**AIM OF THE TASK:** In the entries below, count every line with the string "depending". State the count and nothing else.

**INFORMATION PROVIDED:**
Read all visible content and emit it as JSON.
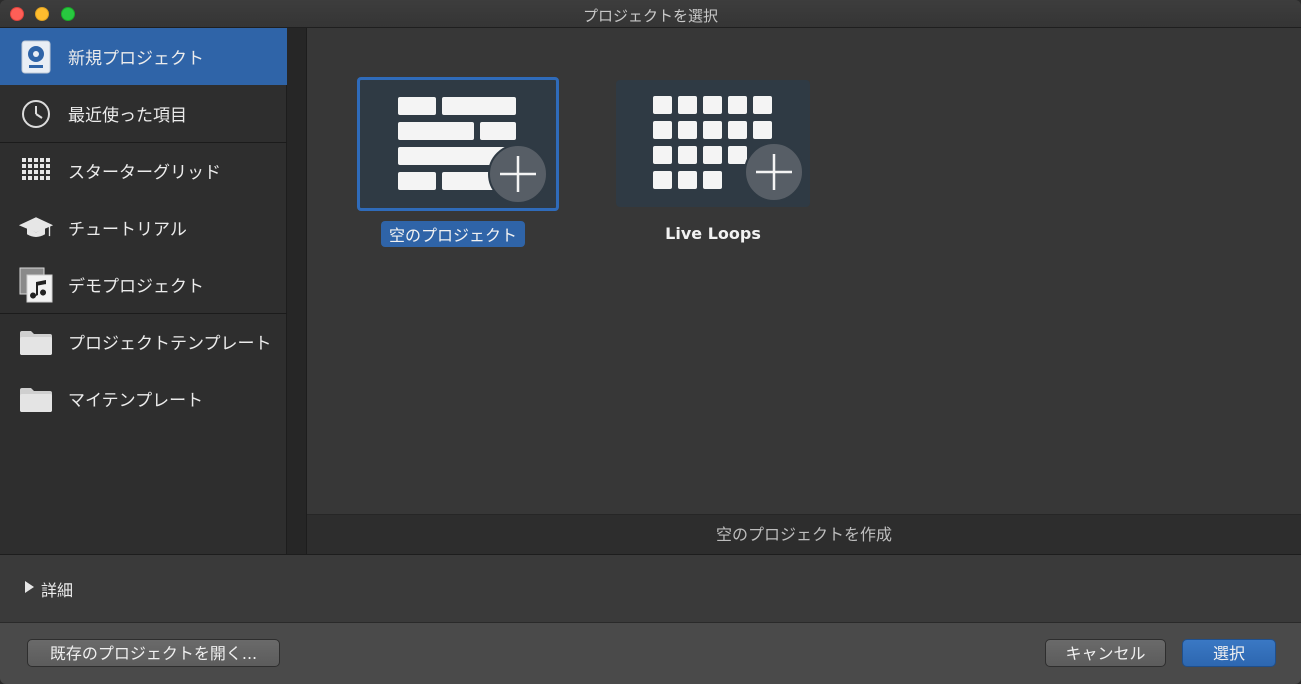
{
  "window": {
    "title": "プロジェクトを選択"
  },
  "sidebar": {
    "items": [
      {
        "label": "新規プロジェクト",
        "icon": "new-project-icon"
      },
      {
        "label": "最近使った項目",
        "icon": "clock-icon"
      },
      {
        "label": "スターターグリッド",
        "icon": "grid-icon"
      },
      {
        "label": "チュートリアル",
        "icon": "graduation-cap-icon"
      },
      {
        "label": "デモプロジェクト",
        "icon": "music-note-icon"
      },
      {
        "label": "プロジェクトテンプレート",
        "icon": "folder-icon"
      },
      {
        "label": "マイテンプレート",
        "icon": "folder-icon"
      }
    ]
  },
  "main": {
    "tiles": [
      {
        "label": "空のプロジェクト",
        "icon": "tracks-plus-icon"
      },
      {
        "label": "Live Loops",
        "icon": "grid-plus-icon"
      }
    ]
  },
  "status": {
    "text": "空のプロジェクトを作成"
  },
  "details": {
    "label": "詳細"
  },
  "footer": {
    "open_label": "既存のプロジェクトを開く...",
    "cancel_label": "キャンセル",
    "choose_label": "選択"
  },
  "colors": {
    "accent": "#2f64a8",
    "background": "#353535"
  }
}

==

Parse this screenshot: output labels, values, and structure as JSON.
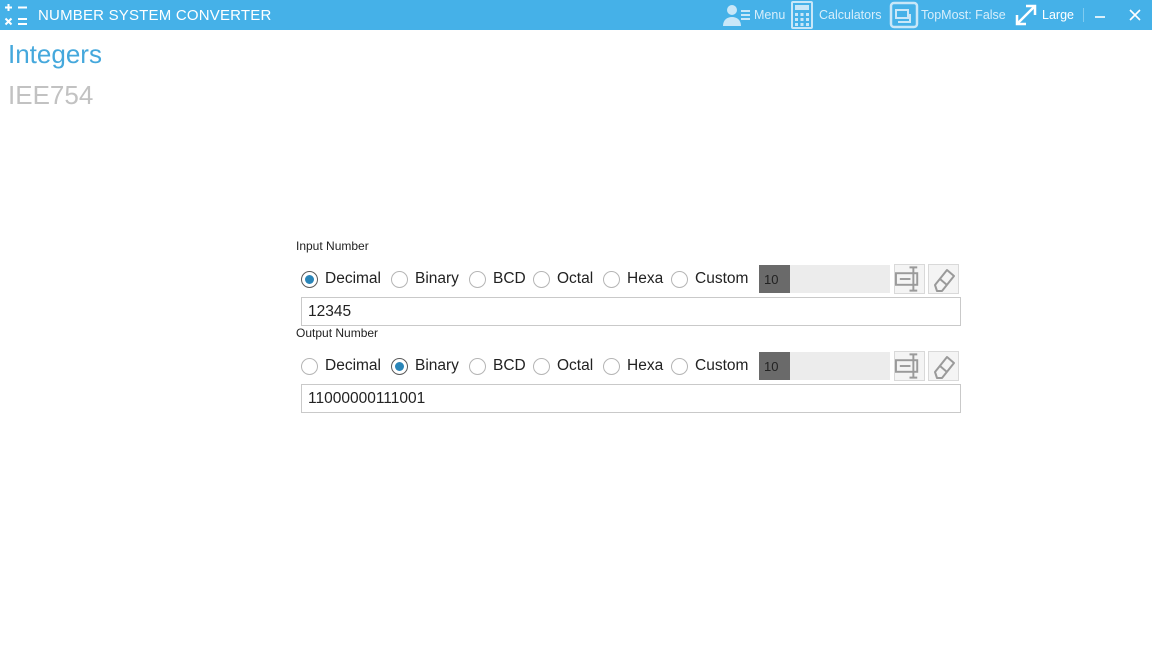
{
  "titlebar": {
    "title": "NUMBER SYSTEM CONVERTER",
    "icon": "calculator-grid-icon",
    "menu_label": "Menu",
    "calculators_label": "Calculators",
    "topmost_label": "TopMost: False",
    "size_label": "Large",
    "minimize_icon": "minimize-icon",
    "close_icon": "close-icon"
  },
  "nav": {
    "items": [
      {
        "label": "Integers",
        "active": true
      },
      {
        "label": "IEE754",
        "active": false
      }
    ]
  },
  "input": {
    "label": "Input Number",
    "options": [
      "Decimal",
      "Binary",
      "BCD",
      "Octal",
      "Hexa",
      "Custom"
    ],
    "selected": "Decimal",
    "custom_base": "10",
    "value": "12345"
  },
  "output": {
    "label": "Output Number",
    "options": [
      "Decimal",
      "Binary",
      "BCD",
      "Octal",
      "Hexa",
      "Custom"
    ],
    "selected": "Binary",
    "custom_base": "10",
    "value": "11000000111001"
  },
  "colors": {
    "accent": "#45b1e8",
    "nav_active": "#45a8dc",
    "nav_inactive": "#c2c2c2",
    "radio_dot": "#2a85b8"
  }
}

...

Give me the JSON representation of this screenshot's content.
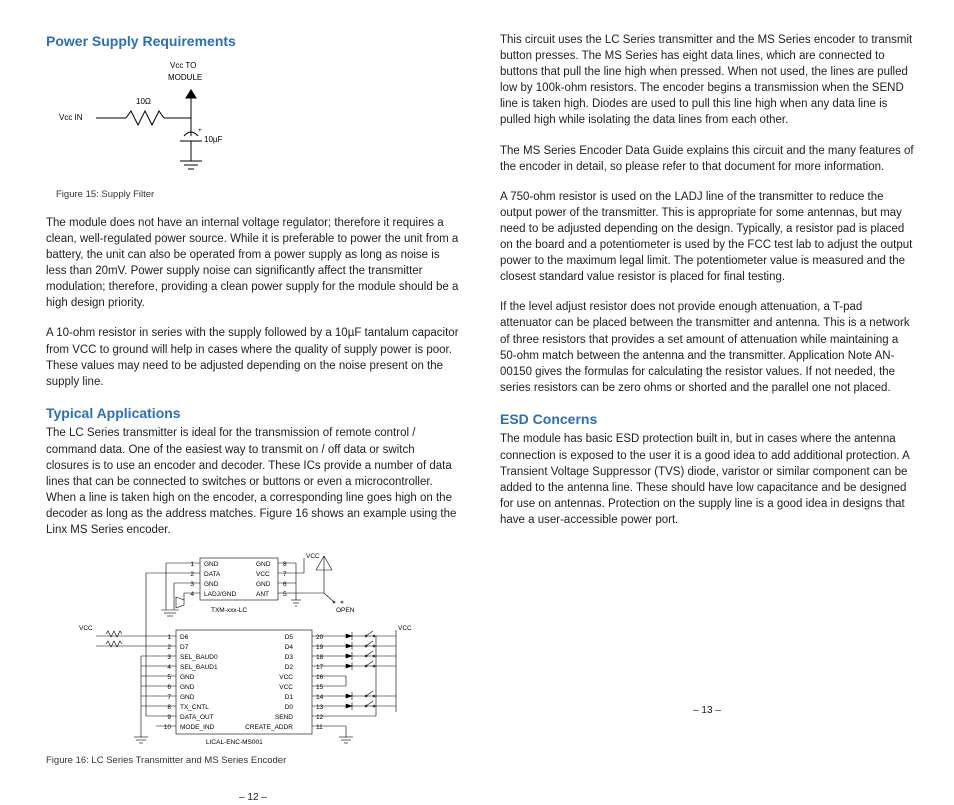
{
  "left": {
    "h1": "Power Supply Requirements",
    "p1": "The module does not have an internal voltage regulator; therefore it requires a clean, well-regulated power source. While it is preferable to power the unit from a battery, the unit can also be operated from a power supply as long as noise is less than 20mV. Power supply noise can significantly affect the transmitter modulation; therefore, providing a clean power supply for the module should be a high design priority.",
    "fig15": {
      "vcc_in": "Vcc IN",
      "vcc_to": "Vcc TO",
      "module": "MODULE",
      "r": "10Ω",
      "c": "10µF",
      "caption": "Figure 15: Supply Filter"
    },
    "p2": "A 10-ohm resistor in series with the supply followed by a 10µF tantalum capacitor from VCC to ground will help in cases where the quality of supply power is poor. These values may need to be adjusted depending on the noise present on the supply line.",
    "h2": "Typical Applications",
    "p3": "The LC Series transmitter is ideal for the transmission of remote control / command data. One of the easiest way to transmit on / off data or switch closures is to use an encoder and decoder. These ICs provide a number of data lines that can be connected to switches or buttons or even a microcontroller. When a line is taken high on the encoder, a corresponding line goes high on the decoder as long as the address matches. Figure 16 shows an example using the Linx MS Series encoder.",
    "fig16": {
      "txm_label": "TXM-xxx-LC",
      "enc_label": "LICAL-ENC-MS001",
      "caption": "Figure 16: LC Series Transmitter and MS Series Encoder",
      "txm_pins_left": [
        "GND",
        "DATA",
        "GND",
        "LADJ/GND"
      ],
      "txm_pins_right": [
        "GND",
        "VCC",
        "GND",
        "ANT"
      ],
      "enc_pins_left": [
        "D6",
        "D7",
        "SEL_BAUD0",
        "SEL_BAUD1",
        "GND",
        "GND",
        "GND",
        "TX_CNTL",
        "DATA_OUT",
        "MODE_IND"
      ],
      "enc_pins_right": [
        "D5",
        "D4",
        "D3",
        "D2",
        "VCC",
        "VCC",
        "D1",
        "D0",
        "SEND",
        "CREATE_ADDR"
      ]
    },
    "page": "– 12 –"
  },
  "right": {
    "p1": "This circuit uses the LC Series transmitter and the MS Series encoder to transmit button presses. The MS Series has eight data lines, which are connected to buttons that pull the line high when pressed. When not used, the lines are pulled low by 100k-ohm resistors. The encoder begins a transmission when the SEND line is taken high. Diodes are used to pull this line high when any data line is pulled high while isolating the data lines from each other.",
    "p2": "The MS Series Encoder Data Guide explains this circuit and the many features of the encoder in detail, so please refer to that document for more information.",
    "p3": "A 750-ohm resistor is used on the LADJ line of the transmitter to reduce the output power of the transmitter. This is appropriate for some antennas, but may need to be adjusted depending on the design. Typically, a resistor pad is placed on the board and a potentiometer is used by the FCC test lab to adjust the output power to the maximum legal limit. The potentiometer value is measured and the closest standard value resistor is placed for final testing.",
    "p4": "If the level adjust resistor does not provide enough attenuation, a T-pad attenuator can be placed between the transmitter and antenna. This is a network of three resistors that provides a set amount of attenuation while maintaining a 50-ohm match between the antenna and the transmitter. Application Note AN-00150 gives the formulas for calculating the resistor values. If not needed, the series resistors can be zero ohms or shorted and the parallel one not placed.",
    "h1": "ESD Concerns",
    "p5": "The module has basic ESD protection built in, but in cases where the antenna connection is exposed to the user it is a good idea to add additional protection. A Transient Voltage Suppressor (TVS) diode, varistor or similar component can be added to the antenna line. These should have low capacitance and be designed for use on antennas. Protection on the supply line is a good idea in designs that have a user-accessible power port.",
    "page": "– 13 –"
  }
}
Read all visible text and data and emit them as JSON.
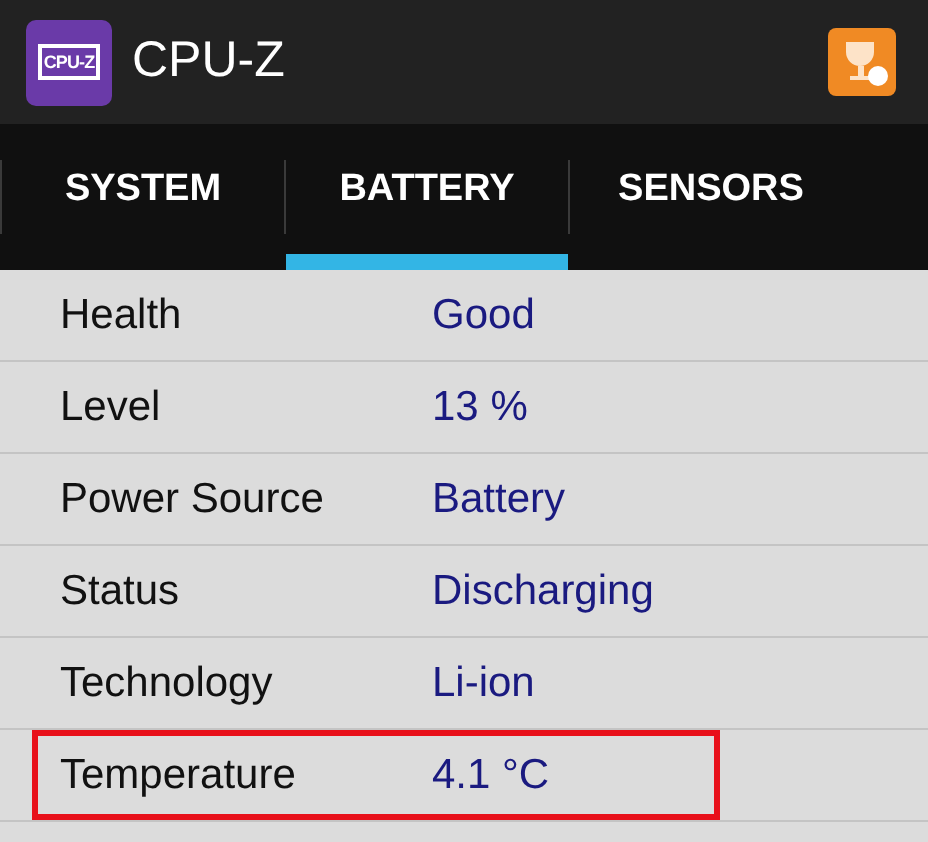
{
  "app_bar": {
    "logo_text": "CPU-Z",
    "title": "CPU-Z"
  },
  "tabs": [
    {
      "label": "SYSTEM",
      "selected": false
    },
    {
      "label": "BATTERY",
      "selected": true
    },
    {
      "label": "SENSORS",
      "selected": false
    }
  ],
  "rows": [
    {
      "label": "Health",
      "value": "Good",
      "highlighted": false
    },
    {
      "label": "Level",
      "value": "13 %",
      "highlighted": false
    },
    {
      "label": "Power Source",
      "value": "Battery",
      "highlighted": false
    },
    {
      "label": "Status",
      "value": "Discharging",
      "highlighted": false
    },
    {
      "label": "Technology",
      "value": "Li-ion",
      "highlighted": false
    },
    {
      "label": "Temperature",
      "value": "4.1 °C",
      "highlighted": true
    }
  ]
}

**EXPECTED OUTPUT:** 2